--- DATA SUPPLIED ---

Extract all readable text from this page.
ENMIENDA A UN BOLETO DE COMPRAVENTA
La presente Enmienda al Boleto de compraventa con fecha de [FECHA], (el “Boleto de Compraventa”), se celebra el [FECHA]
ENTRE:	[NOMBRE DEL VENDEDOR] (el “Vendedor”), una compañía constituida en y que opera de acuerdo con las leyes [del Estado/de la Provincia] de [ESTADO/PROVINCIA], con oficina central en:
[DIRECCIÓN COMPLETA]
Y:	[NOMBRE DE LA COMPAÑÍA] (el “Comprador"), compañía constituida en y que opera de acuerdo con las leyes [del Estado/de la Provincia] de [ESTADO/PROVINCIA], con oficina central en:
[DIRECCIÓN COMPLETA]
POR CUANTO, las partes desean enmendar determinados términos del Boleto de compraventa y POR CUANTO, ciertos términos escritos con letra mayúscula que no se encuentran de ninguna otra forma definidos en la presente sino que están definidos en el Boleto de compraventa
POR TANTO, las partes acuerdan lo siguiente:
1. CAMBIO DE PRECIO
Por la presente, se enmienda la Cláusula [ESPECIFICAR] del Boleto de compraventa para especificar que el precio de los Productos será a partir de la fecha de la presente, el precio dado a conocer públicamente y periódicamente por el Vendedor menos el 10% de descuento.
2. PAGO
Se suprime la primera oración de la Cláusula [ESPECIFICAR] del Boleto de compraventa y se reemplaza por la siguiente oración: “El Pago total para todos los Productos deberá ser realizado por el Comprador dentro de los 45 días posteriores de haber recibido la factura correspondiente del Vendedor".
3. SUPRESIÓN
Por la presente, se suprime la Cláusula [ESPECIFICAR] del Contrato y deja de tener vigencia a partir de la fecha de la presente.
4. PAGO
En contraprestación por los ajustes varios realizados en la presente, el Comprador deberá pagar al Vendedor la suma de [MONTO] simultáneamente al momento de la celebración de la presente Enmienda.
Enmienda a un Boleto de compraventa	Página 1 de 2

---

PROBLEM STATEMENT: Set down each entry again, unchanged.

OUTPUT:
Extract all readable text from this page.
ENMIENDA A UN BOLETO DE COMPRAVENTA
La presente Enmienda al Boleto de compraventa con fecha de [FECHA], (el “Boleto de Compraventa”), se celebra el [FECHA]
ENTRE:	[NOMBRE DEL VENDEDOR] (el “Vendedor”), una compañía constituida en y que opera de acuerdo con las leyes [del Estado/de la Provincia] de [ESTADO/PROVINCIA], con oficina central en:
[DIRECCIÓN COMPLETA]
Y:	[NOMBRE DE LA COMPAÑÍA] (el “Comprador"), compañía constituida en y que opera de acuerdo con las leyes [del Estado/de la Provincia] de [ESTADO/PROVINCIA], con oficina central en:
[DIRECCIÓN COMPLETA]
POR CUANTO, las partes desean enmendar determinados términos del Boleto de compraventa y POR CUANTO, ciertos términos escritos con letra mayúscula que no se encuentran de ninguna otra forma definidos en la presente sino que están definidos en el Boleto de compraventa
POR TANTO, las partes acuerdan lo siguiente:
1. CAMBIO DE PRECIO
Por la presente, se enmienda la Cláusula [ESPECIFICAR] del Boleto de compraventa para especificar que el precio de los Productos será a partir de la fecha de la presente, el precio dado a conocer públicamente y periódicamente por el Vendedor menos el 10% de descuento.
2. PAGO
Se suprime la primera oración de la Cláusula [ESPECIFICAR] del Boleto de compraventa y se reemplaza por la siguiente oración: “El Pago total para todos los Productos deberá ser realizado por el Comprador dentro de los 45 días posteriores de haber recibido la factura correspondiente del Vendedor".
3. SUPRESIÓN
Por la presente, se suprime la Cláusula [ESPECIFICAR] del Contrato y deja de tener vigencia a partir de la fecha de la presente.
4. PAGO
En contraprestación por los ajustes varios realizados en la presente, el Comprador deberá pagar al Vendedor la suma de [MONTO] simultáneamente al momento de la celebración de la presente Enmienda.
Enmienda a un Boleto de compraventa	Página 1 de 2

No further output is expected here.